§ OBJETIVO DO EXERCÍCIO:
Transcreva literalmente a parte do texto sobre a operação policial no Rio de Janeiro que começa em "No meio dessa" e termina em "das abstrações sociológicas.".

No meio dessa celeuma, surgem magistrados e juristas apressados em rotular os acontecimentos no Rio de Janeiro como “chacina”, equiparando a ação policial legítima à barbárie criminosa — e tudo isso embalado pelo velho discurso da discriminação racial e pela tese de que a sociedade desigual seria a verdadeira autora do crime. Trata-se da mesma retórica que absolve o assassino e acusa o ambiente, dissolvendo a responsabilidade moral no conforto das abstrações sociológicas.
Alguns chegam ao disparate de afirmar que as drogas vendidas em farmácias seriam mais perigosas do que as substâncias comercializadas nas bocas de fumo — um erro conceitual tão grotesco quanto revelador. Confundir medicamentos prescritos por médicos para o tratamento de doenças com drogas ilícitas destinadas ao prazer químico é cometer um equívoco de categoria digno de nota nas aulas de lógica elementar. É a confusão entre o remédio que cura e o veneno que corrompe.
O mais grave
Mais grave, porém, é que tais absurdos partem da “autoridade” de estudiosos do Direito — justamente daqueles que deveriam zelar pela distinção entre o lícito e o ilícito, entre o que preserva a vida e o que a destrói. Quando o jurista adere à retórica da inversão moral, o Direito deixa de ser instrumento de Justiça para transformar-se em laboratório da demência ideológica, onde o verbo serve para confundir, e não para iluminar.
As manchetes
As manchetes apressam-se em comparar a operação do Rio de Janeiro ao episódio do Carandiru, preparando o terreno simbólico para uma narrativa de condenação. É como se a imprensa, de forma premeditada, pavimentasse o caminho para que o crime organizado — por meio de suas redes de influência e disfarces institucionais — possa requerer, em nome dos “direitos humanos”, a exemplar punição dos policiais que enfrentaram criminosos armados com drones, fuzis e granadas.

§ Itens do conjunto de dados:
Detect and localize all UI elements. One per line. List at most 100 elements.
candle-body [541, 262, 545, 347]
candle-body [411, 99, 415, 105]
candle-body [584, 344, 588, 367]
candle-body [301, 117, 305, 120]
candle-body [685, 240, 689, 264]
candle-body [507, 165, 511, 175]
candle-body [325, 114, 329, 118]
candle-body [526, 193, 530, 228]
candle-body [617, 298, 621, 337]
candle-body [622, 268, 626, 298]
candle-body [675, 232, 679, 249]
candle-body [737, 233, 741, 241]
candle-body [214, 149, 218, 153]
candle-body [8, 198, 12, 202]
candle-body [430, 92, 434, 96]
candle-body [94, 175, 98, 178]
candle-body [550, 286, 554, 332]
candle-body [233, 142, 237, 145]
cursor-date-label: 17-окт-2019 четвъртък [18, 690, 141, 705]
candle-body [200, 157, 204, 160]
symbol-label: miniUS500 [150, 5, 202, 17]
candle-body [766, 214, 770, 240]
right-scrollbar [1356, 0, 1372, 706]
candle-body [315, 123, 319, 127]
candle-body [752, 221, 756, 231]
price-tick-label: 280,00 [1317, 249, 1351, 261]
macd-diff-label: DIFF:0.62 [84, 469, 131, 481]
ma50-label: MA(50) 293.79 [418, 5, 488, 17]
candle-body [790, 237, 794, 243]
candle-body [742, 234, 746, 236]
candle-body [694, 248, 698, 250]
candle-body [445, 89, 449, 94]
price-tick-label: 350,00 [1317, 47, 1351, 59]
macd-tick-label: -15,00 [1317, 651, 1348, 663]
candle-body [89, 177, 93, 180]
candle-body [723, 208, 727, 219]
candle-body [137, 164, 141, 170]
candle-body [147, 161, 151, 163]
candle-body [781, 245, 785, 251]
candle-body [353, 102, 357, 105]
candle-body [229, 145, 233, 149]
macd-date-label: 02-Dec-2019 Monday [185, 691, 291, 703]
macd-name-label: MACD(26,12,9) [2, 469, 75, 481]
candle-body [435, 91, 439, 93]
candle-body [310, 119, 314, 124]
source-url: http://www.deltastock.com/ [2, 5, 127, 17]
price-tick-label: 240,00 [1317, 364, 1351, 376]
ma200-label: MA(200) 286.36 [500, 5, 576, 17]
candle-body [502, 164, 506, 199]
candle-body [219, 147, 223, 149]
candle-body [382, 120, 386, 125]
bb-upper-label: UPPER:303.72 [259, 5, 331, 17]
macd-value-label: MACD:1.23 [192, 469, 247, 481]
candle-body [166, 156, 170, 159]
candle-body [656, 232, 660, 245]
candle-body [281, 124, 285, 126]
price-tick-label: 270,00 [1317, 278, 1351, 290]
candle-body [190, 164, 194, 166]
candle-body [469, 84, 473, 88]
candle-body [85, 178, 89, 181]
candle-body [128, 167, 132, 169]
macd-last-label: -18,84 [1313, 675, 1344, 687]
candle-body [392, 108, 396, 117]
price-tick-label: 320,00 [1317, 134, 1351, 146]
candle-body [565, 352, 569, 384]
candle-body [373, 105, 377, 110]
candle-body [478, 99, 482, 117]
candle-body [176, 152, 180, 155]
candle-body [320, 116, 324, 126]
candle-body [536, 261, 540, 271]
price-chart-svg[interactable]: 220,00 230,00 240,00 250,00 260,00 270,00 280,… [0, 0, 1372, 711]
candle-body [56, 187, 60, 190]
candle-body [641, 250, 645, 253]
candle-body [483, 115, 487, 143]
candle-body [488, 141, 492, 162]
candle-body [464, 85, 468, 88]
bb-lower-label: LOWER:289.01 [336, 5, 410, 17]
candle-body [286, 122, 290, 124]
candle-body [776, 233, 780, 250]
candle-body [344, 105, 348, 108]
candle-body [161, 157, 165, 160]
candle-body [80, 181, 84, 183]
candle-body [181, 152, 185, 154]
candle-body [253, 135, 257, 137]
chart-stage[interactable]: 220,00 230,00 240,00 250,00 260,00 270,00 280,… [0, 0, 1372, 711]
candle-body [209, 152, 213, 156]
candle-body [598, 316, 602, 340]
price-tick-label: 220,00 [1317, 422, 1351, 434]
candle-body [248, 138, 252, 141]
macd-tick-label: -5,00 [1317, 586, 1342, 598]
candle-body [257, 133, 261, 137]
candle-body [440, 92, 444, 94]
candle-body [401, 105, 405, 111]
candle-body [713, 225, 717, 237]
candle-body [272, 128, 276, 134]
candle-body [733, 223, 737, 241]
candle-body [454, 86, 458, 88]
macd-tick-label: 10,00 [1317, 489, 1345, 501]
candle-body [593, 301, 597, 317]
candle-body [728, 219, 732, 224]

§ RESPOSTA DO EXERCÍCIO:
No meio dessa celeuma, surgem magistrados e juristas apressados em rotular os acontecimentos no Rio de Janeiro como “chacina”, equiparando a ação policial legítima à barbárie criminosa — e tudo isso embalado pelo velho discurso da discriminação racial e pela tese de que a sociedade desigual seria a verdadeira autora do crime. Trata-se da mesma retórica que absolve o assassino e acusa o ambiente, dissolvendo a responsabilidade moral no conforto das abstrações sociológicas.